* [What is expected] Output each entry exactly; skip nothing.

(Extracts from a graphics dataset)
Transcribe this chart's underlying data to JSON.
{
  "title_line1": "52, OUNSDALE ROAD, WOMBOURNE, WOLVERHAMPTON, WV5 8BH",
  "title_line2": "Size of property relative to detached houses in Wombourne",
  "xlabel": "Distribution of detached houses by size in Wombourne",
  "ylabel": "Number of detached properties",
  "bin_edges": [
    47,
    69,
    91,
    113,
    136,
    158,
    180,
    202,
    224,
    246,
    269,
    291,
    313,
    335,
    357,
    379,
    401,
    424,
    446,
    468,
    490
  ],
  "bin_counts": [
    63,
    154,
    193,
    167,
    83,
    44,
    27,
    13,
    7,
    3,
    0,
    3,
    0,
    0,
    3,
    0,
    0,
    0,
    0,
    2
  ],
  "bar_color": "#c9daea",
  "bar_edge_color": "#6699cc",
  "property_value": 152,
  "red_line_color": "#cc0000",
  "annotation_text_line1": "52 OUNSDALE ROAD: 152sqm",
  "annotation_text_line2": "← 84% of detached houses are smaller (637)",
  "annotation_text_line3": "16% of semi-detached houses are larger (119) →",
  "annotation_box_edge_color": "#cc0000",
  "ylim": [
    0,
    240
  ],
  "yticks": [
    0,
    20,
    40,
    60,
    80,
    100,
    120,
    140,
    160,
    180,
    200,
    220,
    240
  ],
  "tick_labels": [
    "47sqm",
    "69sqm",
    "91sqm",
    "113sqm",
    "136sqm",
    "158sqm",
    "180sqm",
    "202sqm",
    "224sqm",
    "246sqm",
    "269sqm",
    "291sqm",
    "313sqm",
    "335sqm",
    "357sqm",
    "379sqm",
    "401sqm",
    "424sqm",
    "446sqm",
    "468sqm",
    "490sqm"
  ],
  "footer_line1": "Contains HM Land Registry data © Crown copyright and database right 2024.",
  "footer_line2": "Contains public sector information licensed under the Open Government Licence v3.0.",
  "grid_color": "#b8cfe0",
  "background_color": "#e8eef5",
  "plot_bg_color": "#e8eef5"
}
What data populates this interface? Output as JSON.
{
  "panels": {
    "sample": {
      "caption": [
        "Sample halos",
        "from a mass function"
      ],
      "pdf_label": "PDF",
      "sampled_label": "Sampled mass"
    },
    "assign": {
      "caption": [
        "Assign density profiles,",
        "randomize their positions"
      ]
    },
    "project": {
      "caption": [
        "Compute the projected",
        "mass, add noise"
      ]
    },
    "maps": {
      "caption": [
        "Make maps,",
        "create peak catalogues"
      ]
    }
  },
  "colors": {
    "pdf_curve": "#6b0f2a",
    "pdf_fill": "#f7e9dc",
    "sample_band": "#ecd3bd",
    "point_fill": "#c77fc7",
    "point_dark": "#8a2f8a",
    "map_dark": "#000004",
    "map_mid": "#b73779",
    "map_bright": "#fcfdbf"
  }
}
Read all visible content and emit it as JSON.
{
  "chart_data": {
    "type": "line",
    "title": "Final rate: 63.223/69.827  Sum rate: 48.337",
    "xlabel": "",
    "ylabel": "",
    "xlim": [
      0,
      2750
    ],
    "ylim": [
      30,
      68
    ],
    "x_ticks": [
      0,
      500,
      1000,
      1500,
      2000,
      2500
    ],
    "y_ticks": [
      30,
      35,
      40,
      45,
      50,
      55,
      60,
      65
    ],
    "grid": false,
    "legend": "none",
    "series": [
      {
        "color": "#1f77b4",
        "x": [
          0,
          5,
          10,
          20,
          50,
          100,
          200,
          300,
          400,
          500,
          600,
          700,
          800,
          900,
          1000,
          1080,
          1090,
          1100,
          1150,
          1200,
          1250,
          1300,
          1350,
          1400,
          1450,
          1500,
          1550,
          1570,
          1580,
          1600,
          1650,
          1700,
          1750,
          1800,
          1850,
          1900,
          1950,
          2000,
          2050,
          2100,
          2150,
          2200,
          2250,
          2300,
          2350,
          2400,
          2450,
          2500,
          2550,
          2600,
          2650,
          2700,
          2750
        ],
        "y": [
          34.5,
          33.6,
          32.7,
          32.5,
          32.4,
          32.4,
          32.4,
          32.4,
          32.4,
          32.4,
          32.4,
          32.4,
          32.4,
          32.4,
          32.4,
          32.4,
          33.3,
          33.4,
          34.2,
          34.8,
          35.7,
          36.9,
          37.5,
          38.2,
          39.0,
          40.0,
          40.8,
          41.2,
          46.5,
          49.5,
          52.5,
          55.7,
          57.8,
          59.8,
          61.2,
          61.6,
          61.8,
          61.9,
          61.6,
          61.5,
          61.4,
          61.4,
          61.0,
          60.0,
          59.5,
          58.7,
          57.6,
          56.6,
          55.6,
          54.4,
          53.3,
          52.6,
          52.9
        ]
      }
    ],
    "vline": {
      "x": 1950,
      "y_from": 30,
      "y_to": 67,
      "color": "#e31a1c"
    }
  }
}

* [Full output]
Transcribe this chart's underlying data to JSON.
{
  "title_line1": "52, OUNSDALE ROAD, WOMBOURNE, WOLVERHAMPTON, WV5 8BH",
  "title_line2": "Size of property relative to detached houses in Wombourne",
  "xlabel": "Distribution of detached houses by size in Wombourne",
  "ylabel": "Number of detached properties",
  "bin_edges": [
    47,
    69,
    91,
    113,
    136,
    158,
    180,
    202,
    224,
    246,
    269,
    291,
    313,
    335,
    357,
    379,
    401,
    424,
    446,
    468,
    490
  ],
  "bin_counts": [
    63,
    154,
    193,
    167,
    83,
    44,
    27,
    13,
    7,
    3,
    0,
    3,
    0,
    0,
    3,
    0,
    0,
    0,
    0,
    2
  ],
  "bar_color": "#c9daea",
  "bar_edge_color": "#6699cc",
  "property_value": 152,
  "red_line_color": "#cc0000",
  "annotation_text_line1": "52 OUNSDALE ROAD: 152sqm",
  "annotation_text_line2": "← 84% of detached houses are smaller (637)",
  "annotation_text_line3": "16% of semi-detached houses are larger (119) →",
  "annotation_box_edge_color": "#cc0000",
  "ylim": [
    0,
    240
  ],
  "yticks": [
    0,
    20,
    40,
    60,
    80,
    100,
    120,
    140,
    160,
    180,
    200,
    220,
    240
  ],
  "tick_labels": [
    "47sqm",
    "69sqm",
    "91sqm",
    "113sqm",
    "136sqm",
    "158sqm",
    "180sqm",
    "202sqm",
    "224sqm",
    "246sqm",
    "269sqm",
    "291sqm",
    "313sqm",
    "335sqm",
    "357sqm",
    "379sqm",
    "401sqm",
    "424sqm",
    "446sqm",
    "468sqm",
    "490sqm"
  ],
  "footer_line1": "Contains HM Land Registry data © Crown copyright and database right 2024.",
  "footer_line2": "Contains public sector information licensed under the Open Government Licence v3.0.",
  "grid_color": "#b8cfe0",
  "background_color": "#e8eef5",
  "plot_bg_color": "#e8eef5"
}
What data populates this interface? Output as JSON.
{
  "panels": {
    "sample": {
      "caption": [
        "Sample halos",
        "from a mass function"
      ],
      "pdf_label": "PDF",
      "sampled_label": "Sampled mass"
    },
    "assign": {
      "caption": [
        "Assign density profiles,",
        "randomize their positions"
      ]
    },
    "project": {
      "caption": [
        "Compute the projected",
        "mass, add noise"
      ]
    },
    "maps": {
      "caption": [
        "Make maps,",
        "create peak catalogues"
      ]
    }
  },
  "colors": {
    "pdf_curve": "#6b0f2a",
    "pdf_fill": "#f7e9dc",
    "sample_band": "#ecd3bd",
    "point_fill": "#c77fc7",
    "point_dark": "#8a2f8a",
    "map_dark": "#000004",
    "map_mid": "#b73779",
    "map_bright": "#fcfdbf"
  }
}
Read all visible content and emit it as JSON.
{
  "chart_data": {
    "type": "line",
    "title": "Final rate: 63.223/69.827  Sum rate: 48.337",
    "xlabel": "",
    "ylabel": "",
    "xlim": [
      0,
      2750
    ],
    "ylim": [
      30,
      68
    ],
    "x_ticks": [
      0,
      500,
      1000,
      1500,
      2000,
      2500
    ],
    "y_ticks": [
      30,
      35,
      40,
      45,
      50,
      55,
      60,
      65
    ],
    "grid": false,
    "legend": "none",
    "series": [
      {
        "color": "#1f77b4",
        "x": [
          0,
          5,
          10,
          20,
          50,
          100,
          200,
          300,
          400,
          500,
          600,
          700,
          800,
          900,
          1000,
          1080,
          1090,
          1100,
          1150,
          1200,
          1250,
          1300,
          1350,
          1400,
          1450,
          1500,
          1550,
          1570,
          1580,
          1600,
          1650,
          1700,
          1750,
          1800,
          1850,
          1900,
          1950,
          2000,
          2050,
          2100,
          2150,
          2200,
          2250,
          2300,
          2350,
          2400,
          2450,
          2500,
          2550,
          2600,
          2650,
          2700,
          2750
        ],
        "y": [
          34.5,
          33.6,
          32.7,
          32.5,
          32.4,
          32.4,
          32.4,
          32.4,
          32.4,
          32.4,
          32.4,
          32.4,
          32.4,
          32.4,
          32.4,
          32.4,
          33.3,
          33.4,
          34.2,
          34.8,
          35.7,
          36.9,
          37.5,
          38.2,
          39.0,
          40.0,
          40.8,
          41.2,
          46.5,
          49.5,
          52.5,
          55.7,
          57.8,
          59.8,
          61.2,
          61.6,
          61.8,
          61.9,
          61.6,
          61.5,
          61.4,
          61.4,
          61.0,
          60.0,
          59.5,
          58.7,
          57.6,
          56.6,
          55.6,
          54.4,
          53.3,
          52.6,
          52.9
        ]
      }
    ],
    "vline": {
      "x": 1950,
      "y_from": 30,
      "y_to": 67,
      "color": "#e31a1c"
    }
  }
}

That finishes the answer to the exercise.